Task goal
Write the records out again, precisely as they stand.
====== Given data ======
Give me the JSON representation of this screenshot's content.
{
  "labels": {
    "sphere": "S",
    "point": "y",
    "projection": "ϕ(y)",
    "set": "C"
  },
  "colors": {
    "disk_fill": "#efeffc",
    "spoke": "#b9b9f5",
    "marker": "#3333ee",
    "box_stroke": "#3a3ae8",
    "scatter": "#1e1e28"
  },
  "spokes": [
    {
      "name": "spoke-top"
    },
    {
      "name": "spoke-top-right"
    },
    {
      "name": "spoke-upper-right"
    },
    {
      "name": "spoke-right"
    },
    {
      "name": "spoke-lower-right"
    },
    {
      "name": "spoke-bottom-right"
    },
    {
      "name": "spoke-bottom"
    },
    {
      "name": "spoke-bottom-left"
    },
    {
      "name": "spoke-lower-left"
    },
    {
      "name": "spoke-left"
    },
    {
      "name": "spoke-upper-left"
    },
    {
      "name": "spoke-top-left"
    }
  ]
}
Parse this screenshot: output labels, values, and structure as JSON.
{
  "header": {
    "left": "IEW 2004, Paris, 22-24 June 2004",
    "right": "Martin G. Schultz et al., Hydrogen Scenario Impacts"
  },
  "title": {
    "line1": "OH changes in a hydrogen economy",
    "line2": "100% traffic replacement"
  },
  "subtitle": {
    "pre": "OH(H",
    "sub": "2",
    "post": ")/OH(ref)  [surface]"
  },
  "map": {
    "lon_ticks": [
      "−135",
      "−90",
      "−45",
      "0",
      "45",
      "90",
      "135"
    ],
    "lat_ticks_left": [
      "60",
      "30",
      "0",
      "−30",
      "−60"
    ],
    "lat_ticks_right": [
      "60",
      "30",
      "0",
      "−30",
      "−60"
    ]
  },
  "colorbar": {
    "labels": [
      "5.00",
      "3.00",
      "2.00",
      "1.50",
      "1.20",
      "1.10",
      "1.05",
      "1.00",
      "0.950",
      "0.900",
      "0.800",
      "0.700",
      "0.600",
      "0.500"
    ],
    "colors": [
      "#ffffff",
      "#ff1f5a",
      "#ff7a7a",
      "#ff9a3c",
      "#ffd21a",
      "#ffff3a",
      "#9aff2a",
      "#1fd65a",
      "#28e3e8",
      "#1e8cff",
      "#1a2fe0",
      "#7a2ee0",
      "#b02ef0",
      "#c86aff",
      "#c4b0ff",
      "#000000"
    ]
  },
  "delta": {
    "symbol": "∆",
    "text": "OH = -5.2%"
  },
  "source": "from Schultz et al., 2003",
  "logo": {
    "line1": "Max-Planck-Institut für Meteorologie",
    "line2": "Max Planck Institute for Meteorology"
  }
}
======
Response to the exercise
Give me the JSON representation of this screenshot's content.
{
  "labels": {
    "sphere": "S",
    "point": "y",
    "projection": "ϕ(y)",
    "set": "C"
  },
  "colors": {
    "disk_fill": "#efeffc",
    "spoke": "#b9b9f5",
    "marker": "#3333ee",
    "box_stroke": "#3a3ae8",
    "scatter": "#1e1e28"
  },
  "spokes": [
    {
      "name": "spoke-top"
    },
    {
      "name": "spoke-top-right"
    },
    {
      "name": "spoke-upper-right"
    },
    {
      "name": "spoke-right"
    },
    {
      "name": "spoke-lower-right"
    },
    {
      "name": "spoke-bottom-right"
    },
    {
      "name": "spoke-bottom"
    },
    {
      "name": "spoke-bottom-left"
    },
    {
      "name": "spoke-lower-left"
    },
    {
      "name": "spoke-left"
    },
    {
      "name": "spoke-upper-left"
    },
    {
      "name": "spoke-top-left"
    }
  ]
}
Parse this screenshot: output labels, values, and structure as JSON.
{
  "header": {
    "left": "IEW 2004, Paris, 22-24 June 2004",
    "right": "Martin G. Schultz et al., Hydrogen Scenario Impacts"
  },
  "title": {
    "line1": "OH changes in a hydrogen economy",
    "line2": "100% traffic replacement"
  },
  "subtitle": {
    "pre": "OH(H",
    "sub": "2",
    "post": ")/OH(ref)  [surface]"
  },
  "map": {
    "lon_ticks": [
      "−135",
      "−90",
      "−45",
      "0",
      "45",
      "90",
      "135"
    ],
    "lat_ticks_left": [
      "60",
      "30",
      "0",
      "−30",
      "−60"
    ],
    "lat_ticks_right": [
      "60",
      "30",
      "0",
      "−30",
      "−60"
    ]
  },
  "colorbar": {
    "labels": [
      "5.00",
      "3.00",
      "2.00",
      "1.50",
      "1.20",
      "1.10",
      "1.05",
      "1.00",
      "0.950",
      "0.900",
      "0.800",
      "0.700",
      "0.600",
      "0.500"
    ],
    "colors": [
      "#ffffff",
      "#ff1f5a",
      "#ff7a7a",
      "#ff9a3c",
      "#ffd21a",
      "#ffff3a",
      "#9aff2a",
      "#1fd65a",
      "#28e3e8",
      "#1e8cff",
      "#1a2fe0",
      "#7a2ee0",
      "#b02ef0",
      "#c86aff",
      "#c4b0ff",
      "#000000"
    ]
  },
  "delta": {
    "symbol": "∆",
    "text": "OH = -5.2%"
  },
  "source": "from Schultz et al., 2003",
  "logo": {
    "line1": "Max-Planck-Institut für Meteorologie",
    "line2": "Max Planck Institute for Meteorology"
  }
}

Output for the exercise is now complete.